> [Work to be completed] Look for the string "MapsActivity" in every line, and copy each line that has it.

.....

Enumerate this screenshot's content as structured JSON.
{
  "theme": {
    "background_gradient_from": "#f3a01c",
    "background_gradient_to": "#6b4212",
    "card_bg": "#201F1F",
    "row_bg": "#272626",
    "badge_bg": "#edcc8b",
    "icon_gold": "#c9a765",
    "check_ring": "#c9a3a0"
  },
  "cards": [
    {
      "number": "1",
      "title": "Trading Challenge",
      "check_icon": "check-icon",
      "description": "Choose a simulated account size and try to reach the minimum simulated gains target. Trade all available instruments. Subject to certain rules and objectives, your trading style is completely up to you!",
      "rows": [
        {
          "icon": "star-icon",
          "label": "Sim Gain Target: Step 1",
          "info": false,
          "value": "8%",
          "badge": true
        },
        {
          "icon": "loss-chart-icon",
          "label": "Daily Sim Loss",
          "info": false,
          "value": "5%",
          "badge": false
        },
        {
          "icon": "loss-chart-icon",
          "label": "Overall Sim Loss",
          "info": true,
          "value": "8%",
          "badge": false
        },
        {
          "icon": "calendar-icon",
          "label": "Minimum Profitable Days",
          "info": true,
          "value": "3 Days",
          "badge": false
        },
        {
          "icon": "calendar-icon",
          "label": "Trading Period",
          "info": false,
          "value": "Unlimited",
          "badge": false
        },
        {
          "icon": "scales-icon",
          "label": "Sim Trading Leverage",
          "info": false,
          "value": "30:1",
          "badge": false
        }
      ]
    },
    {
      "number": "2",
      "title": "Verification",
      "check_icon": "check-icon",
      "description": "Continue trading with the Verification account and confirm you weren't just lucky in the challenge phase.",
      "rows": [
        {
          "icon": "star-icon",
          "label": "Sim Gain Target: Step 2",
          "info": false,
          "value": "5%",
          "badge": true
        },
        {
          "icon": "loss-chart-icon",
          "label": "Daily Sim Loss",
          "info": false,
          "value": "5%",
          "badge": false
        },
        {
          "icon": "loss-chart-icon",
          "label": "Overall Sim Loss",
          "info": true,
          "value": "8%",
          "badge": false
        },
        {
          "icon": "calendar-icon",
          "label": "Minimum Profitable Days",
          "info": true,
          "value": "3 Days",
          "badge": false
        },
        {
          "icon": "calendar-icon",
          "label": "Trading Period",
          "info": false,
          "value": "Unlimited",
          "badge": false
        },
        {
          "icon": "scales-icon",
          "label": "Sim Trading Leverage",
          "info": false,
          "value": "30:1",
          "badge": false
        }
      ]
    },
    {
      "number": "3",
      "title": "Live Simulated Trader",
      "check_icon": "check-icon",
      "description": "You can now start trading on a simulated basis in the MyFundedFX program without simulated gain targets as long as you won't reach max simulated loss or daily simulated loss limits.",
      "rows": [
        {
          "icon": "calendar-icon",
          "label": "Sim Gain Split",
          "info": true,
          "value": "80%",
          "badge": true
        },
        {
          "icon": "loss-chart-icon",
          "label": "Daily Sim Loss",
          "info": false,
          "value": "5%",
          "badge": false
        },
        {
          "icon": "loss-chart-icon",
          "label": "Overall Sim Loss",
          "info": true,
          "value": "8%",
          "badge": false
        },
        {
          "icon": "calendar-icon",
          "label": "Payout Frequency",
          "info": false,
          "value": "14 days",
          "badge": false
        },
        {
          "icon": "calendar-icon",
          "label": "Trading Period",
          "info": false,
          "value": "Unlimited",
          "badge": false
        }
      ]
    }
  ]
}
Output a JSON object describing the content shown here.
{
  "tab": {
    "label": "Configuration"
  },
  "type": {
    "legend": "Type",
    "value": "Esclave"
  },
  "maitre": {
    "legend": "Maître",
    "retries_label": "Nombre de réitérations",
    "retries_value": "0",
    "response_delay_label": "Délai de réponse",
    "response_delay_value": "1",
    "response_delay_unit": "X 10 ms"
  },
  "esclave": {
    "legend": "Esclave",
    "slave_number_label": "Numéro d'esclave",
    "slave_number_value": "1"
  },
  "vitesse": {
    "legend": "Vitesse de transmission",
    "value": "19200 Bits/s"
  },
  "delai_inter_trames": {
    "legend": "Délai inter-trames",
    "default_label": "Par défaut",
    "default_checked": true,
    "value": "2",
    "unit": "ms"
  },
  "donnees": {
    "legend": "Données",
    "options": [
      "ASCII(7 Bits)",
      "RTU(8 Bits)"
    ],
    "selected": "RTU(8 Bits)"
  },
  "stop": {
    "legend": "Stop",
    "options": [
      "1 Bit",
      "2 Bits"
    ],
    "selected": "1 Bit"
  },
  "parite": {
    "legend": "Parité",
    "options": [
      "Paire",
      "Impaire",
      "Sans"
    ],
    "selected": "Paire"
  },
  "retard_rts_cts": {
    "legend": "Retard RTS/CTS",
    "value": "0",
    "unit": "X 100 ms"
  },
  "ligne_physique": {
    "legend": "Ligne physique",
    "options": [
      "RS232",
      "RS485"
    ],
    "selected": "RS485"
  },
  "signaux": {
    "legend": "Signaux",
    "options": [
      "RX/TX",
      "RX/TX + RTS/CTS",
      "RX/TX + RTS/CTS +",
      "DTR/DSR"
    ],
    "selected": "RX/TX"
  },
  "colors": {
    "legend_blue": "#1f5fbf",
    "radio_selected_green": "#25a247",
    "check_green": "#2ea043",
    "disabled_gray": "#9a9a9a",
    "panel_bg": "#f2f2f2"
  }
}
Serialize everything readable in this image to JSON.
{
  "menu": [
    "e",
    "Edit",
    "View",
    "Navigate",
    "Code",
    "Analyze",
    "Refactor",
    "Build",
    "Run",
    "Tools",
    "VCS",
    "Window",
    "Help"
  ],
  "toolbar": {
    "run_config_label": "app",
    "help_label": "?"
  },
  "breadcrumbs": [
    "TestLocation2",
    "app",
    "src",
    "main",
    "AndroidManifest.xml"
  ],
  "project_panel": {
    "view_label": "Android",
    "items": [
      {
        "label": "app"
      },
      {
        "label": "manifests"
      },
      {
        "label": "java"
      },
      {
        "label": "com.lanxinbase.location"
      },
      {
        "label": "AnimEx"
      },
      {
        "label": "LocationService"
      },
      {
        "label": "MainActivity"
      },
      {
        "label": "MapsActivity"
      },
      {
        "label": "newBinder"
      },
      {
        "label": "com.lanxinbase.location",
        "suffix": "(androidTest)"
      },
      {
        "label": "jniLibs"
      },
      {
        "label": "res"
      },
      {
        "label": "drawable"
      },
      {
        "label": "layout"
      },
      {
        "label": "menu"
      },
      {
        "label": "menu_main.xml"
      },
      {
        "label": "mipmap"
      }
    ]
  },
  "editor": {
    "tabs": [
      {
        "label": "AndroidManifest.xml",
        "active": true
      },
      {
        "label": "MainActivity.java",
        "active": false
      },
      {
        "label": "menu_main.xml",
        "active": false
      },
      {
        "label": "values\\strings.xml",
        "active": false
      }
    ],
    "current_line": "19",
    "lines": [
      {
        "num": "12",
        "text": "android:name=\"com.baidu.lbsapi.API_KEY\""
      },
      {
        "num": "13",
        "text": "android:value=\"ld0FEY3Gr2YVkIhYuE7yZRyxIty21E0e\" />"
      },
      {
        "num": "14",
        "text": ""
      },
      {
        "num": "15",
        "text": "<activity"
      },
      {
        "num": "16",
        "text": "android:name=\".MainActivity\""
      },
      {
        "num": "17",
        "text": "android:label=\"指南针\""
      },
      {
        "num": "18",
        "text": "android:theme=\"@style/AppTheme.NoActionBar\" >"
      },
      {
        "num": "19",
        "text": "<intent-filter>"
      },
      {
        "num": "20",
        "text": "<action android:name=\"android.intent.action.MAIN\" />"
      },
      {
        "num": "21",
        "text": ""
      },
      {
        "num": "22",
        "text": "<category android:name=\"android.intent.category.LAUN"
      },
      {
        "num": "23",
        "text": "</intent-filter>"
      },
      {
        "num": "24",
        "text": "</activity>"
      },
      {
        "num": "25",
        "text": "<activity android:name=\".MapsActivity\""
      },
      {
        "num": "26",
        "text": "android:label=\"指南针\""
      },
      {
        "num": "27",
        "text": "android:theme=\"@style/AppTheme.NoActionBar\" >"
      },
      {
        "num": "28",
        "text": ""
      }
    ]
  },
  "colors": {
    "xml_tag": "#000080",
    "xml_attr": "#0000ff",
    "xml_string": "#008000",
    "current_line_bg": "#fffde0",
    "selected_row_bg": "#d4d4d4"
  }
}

.....

> [Exercise solution]
        "label": "MapsActivity"
        "text": "<activity android:name=\".MapsActivity\""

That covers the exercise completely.